» Task brief: Go through the listing and pick out each line with the word "Size" in it.

|---|

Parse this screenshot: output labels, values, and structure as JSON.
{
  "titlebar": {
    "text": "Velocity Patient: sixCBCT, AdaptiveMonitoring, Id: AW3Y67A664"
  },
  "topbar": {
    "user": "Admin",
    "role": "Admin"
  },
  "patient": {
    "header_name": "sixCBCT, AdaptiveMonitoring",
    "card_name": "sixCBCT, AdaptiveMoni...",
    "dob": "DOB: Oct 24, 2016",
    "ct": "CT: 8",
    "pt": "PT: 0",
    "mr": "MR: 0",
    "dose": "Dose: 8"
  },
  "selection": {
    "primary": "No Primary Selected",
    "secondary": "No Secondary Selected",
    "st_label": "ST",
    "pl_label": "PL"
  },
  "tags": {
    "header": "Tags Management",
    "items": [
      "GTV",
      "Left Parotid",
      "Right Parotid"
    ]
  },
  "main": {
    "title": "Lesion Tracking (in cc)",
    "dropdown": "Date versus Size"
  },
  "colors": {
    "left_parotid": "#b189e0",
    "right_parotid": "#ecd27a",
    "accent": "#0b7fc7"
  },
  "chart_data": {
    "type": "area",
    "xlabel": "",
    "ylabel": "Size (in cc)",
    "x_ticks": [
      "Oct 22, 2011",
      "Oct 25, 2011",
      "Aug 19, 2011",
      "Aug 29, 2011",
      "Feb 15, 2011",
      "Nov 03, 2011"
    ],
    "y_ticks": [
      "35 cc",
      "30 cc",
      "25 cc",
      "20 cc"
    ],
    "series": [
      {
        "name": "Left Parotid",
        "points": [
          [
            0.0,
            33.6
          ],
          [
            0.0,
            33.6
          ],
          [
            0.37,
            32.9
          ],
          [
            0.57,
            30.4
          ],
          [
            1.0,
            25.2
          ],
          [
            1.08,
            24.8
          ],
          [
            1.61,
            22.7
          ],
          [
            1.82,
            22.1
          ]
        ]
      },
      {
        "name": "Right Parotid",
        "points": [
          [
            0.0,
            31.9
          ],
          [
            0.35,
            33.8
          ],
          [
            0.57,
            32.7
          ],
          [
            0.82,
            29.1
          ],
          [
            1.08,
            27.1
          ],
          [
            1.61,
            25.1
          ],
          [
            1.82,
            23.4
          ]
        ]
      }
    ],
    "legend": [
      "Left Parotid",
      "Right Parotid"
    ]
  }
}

|---|

» Correct answer:
    "dropdown": "Date versus Size"
    "ylabel": "Size (in cc)",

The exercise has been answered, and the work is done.